[start Document excerpt]

In order to incorporate all of the content information, the text mining model uses the frequency of all n-grams as features. This generates a significant feature space with 28,044,202 n-grams resulting from Tweets describing the 2339 TV episodes mentioned above. This produces a “short-and-fat” matrix that is too large to be stored in memory. Applying the PCA dimension reduction technique on such a “fat” matrix required the use of SSVD (stochastic SVD) method developed by Halko (2012). Both SSVD and the related SVD methods are available in the open-source Mahout machine learning library that applies MapReduce on Hadoop. SVD adapted for MapReduce breaks down into two basic operations, which are matrix multiplication and orthogonalization, as indicated in Table 1. As a result four principal components (PC) from the 28,044,202 n-gram features could be selected using the “elbow” rule. Phrases such as “tonight,” “can’t wait,” and “watch” have the largest projection on the first PC. Overall, the first four PCs cover consumers’ intention to watch the shows and are the most important independent variables in the final regression model explaining TV show ratings (R-squared 0.756) which is comparable with the R-squared of the model with only the lagged rating included. Both the volume and the sentiment model have little explanatory power. This is also the main contribution of this text mining paper, showing that easily accessible online content such as Twitter Tweets carefully extracted, sorted, and reduced using big data techniques can provide timely representations of consumer intentions.

As we could see computing solutions need to be adapted to MapReduce because conventional analytics would not work as the data is split across nodes. MapReduce is not suitable for all problems; new programming models and frameworks are still being created that build upon these ideas.

Apache Spark, an Enhanced MapReduce

As acknowledged by some authors and reviewers in the latest special issue on Big Data of Marketing Science (Liu et al. 2016), academia lags behind industry in conducting cloud analytics. They state that cloud tools, like Spark, used by the industry go beyond the simple MapReduce programming model and suggest that future marketing research that requires large-scale data analytics should consider adopting these tools and explicitly. Our paper introduces Apache Spark which is today’s most powerful and popular enhancement of MapReduce. Spark implements directed acyclic graphs (DAGs) and resilient distributed datasets (RDDs). DAG is a programming style for distributed systems. It can be seen as an enhanced alternative to MapReduce. While MapReduce has just two stages (map and reduce), DAG can have multiple stages that can form a lineage or a tree structure and is therefore more flexible due to more high-level functions like map, filter, union, and join. Also DAG execution is faster due to intermediate results not being written to disk. RDDs are “… parallel data structures that let users explicitly persist intermediate results in memory, control their partitioning to optimize data placement, and manipulate them using a rich set of operators” (Zaharia et al. 2012). Spark takes MapReduce to the next level with less expensive shuffles in the data processing. With capabilities like in-memory data storage and near-real-time processing, the performance can be several times faster than other big data technologies. Spark is also very concise in terms of lines of code. Its first published version was only 14,000 lines of code written in Scala, while Hadoop’s MapReduce that was written in Java was almost ten times bigger (Zaharia 2014). While Spark has replaced MapReduce which is closely associated to Hadoop, the two solutions are complementary. Hadoop remains essentially a distributed data infrastructure and a format for storing data that can be processed by Spark or other programs.

[end Document excerpt]
[start Provided records]

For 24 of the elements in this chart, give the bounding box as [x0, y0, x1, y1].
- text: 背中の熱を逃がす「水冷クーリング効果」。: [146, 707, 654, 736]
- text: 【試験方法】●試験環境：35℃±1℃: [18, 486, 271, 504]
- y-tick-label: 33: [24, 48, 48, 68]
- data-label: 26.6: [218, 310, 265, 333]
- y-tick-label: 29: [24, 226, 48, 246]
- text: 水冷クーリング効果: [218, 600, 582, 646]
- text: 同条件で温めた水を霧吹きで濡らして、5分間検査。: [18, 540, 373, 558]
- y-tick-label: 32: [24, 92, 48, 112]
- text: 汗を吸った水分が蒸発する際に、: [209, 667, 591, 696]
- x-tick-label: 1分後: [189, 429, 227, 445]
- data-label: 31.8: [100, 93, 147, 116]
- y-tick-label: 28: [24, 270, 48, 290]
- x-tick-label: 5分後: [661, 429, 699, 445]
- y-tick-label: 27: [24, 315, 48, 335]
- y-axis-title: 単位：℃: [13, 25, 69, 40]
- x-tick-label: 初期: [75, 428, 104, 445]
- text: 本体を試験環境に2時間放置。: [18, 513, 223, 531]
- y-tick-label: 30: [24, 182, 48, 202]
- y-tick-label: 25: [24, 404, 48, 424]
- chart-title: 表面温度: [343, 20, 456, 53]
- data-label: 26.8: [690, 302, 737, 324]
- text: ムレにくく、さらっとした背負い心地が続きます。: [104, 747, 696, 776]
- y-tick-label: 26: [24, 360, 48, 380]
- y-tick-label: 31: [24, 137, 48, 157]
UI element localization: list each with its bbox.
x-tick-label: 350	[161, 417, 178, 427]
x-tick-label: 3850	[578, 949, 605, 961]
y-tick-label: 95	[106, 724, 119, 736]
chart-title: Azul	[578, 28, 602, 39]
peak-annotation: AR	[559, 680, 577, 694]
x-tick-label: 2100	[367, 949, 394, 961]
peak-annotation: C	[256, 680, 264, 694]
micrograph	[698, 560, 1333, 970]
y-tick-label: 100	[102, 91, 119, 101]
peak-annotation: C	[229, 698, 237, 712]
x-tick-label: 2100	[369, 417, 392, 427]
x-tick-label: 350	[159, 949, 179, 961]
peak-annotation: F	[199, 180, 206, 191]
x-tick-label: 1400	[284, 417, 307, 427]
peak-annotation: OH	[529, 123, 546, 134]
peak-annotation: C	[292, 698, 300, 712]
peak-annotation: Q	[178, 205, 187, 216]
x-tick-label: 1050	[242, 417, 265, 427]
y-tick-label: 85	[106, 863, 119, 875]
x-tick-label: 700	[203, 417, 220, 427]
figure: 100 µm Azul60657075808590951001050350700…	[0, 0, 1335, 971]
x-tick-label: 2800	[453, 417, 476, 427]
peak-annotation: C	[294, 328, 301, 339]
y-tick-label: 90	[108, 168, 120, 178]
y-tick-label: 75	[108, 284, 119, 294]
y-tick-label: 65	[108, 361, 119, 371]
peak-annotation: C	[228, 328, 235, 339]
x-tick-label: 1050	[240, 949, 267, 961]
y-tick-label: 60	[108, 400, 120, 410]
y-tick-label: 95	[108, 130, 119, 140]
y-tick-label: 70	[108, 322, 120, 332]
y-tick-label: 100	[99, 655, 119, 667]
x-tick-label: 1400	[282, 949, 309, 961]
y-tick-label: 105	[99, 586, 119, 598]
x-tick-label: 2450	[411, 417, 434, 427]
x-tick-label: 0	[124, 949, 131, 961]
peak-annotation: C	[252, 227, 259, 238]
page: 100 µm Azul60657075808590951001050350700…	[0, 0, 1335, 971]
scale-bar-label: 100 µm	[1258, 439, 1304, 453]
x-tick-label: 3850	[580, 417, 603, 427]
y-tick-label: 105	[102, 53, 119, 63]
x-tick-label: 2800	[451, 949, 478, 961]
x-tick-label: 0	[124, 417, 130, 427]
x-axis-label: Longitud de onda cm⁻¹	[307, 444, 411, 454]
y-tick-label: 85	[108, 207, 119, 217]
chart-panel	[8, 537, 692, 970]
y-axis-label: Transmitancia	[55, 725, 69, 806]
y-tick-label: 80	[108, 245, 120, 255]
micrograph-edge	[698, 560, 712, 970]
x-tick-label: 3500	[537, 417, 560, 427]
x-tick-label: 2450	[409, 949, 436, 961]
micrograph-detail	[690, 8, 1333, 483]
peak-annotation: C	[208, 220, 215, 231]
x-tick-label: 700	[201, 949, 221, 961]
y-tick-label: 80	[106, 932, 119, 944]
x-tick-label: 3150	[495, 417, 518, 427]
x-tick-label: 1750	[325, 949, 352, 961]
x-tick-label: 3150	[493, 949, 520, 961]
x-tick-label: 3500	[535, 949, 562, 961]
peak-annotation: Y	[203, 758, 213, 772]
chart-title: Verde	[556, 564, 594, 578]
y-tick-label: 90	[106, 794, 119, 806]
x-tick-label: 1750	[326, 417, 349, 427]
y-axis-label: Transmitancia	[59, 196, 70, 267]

[end Provided records]
[start Provided records]

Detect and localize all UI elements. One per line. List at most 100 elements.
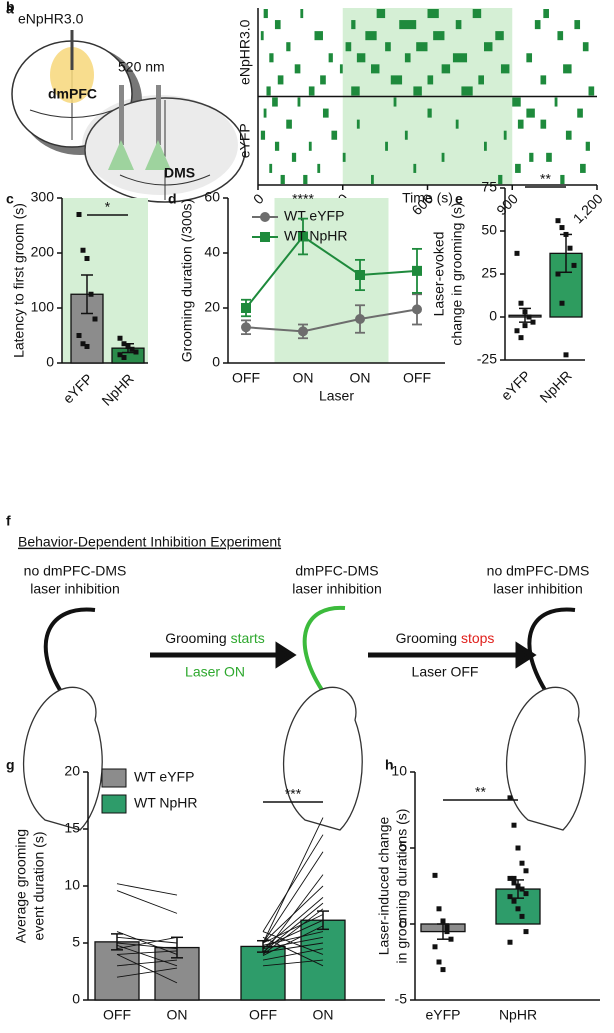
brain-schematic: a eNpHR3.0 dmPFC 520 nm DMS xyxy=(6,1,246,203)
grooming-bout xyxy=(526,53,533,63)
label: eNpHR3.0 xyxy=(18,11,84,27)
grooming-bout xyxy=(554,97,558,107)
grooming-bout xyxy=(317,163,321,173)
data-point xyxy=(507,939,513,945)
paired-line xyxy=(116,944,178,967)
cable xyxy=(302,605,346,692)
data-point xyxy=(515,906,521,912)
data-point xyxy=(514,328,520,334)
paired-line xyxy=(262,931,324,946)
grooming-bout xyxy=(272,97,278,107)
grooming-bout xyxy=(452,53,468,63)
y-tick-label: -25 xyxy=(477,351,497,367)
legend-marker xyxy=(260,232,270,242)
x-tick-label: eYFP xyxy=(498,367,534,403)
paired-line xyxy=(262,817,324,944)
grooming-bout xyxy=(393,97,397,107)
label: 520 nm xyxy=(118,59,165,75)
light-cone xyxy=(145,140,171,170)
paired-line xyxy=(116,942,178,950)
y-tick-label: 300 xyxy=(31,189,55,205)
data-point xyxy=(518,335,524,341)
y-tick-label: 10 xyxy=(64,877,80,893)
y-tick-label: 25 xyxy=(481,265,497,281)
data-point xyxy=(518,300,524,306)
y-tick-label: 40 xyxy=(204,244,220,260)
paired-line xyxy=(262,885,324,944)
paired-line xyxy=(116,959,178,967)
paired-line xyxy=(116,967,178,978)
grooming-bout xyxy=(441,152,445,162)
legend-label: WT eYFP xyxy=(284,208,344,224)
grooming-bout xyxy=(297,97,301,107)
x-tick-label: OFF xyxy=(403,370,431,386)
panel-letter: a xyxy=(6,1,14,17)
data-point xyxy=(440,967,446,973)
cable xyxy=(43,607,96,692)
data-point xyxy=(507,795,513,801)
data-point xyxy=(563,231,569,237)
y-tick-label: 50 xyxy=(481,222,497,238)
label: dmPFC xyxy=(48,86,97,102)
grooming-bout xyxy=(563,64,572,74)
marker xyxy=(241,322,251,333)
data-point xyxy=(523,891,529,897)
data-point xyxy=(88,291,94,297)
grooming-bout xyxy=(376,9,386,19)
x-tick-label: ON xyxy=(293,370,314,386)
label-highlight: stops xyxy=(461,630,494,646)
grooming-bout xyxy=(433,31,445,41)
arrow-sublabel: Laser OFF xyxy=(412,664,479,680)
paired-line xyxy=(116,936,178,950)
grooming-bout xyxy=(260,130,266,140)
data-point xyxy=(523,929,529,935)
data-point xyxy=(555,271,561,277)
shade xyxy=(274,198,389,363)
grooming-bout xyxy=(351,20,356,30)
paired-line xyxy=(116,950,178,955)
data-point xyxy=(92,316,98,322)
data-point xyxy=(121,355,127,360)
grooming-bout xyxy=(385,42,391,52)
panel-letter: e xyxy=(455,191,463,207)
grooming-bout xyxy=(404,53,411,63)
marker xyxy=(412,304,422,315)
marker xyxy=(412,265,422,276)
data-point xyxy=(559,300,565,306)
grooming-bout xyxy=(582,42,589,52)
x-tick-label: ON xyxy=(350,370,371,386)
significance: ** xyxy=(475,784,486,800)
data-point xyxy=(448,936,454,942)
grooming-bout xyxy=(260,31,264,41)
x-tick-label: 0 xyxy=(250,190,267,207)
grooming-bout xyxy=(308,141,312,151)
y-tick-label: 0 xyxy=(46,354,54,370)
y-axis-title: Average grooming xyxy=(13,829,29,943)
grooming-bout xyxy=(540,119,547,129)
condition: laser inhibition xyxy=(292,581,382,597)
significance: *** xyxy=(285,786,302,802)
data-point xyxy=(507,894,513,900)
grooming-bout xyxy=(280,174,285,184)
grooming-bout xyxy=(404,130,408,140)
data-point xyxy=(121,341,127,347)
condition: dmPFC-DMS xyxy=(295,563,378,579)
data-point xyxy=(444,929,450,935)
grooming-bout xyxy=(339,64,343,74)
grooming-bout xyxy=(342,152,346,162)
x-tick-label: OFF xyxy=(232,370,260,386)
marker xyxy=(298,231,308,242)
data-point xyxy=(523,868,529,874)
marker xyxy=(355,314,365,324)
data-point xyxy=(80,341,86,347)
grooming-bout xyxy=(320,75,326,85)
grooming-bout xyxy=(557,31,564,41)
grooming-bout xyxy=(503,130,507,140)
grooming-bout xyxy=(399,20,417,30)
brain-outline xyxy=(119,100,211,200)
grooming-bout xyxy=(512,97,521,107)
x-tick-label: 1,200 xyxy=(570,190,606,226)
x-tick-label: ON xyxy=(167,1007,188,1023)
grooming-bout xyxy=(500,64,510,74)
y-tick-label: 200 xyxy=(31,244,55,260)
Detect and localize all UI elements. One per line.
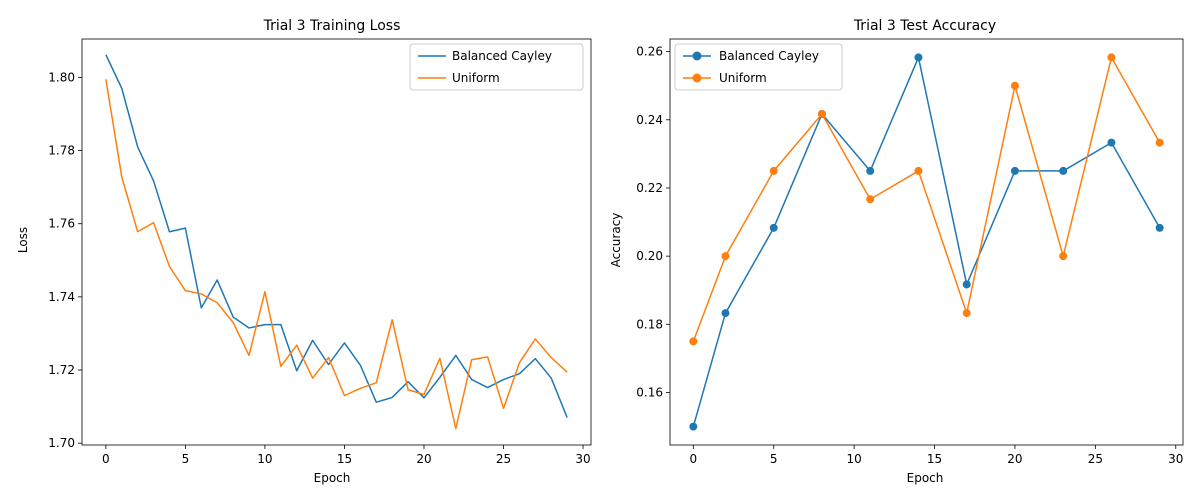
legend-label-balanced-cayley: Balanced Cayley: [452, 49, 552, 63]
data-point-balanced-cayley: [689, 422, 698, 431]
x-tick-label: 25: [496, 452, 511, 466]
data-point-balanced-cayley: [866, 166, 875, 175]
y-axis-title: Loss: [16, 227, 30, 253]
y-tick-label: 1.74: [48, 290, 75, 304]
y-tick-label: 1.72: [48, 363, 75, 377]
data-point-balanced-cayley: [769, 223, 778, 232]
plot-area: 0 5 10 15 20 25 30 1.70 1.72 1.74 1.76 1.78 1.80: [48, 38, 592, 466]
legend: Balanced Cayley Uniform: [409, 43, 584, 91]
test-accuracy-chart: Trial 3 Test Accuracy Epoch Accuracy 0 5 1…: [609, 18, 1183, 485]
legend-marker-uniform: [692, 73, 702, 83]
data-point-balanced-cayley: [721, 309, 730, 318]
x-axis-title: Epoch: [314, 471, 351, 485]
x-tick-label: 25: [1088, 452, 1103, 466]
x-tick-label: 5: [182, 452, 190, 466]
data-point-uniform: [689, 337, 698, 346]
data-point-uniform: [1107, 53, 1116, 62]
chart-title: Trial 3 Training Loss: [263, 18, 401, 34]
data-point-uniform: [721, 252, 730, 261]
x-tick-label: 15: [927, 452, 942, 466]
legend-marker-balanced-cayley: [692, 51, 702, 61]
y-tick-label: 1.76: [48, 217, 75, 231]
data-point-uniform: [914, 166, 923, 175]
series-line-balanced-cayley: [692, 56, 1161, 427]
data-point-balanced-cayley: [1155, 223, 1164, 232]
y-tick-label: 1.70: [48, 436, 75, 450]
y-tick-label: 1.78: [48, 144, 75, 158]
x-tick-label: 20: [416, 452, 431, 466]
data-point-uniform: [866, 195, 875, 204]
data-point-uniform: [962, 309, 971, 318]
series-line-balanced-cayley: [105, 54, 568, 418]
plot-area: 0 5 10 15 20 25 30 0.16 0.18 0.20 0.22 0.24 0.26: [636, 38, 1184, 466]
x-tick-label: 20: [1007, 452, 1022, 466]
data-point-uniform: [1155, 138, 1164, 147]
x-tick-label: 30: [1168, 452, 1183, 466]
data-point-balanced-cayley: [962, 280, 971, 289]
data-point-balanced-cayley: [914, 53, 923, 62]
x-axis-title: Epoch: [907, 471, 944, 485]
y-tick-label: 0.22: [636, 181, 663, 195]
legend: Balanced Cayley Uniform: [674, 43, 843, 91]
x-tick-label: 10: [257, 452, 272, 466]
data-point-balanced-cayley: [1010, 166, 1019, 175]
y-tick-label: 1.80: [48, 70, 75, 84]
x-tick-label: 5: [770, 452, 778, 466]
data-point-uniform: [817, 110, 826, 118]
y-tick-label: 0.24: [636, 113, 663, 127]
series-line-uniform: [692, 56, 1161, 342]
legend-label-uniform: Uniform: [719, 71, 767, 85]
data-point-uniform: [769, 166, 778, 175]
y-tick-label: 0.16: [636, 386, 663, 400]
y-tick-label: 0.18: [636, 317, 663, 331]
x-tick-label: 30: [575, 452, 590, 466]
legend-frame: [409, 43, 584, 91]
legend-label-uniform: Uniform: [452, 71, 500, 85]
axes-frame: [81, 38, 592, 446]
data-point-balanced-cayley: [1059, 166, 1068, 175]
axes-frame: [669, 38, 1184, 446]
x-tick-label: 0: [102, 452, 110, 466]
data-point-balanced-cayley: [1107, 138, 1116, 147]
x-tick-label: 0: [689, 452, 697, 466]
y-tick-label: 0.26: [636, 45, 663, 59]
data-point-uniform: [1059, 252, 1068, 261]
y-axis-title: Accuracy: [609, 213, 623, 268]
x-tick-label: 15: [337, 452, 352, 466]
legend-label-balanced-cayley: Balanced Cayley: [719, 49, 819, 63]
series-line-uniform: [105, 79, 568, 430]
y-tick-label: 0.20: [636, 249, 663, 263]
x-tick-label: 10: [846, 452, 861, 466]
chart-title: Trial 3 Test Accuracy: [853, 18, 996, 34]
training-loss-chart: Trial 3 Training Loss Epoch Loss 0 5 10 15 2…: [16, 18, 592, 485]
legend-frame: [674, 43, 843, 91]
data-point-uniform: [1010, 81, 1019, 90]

[end Provided records]

> **Required work**
A. In the MapReduce excerpt, how many lines of code was Spark's first published version?
B. Reproduce the part of the MapReduce excerpt between "As we could" and "upon these ideas.", inclusive.
C. Translate this sentence from the MapReduce excerpt into Spanish: "Also DAG execution is faster due to intermediate results not being written to disk."

> **Solutions to the exercise**
A. It was 14,000 lines of code, written in Scala.

B.
As we could see computing solutions need to be adapted to MapReduce because conventional analytics would not work as the data is split across nodes. MapReduce is not suitable for all problems; new programming models and frameworks are still being created that build upon these ideas.

C. Además, la ejecución de DAG es más rápida porque los resultados intermedios no se escriben en el disco.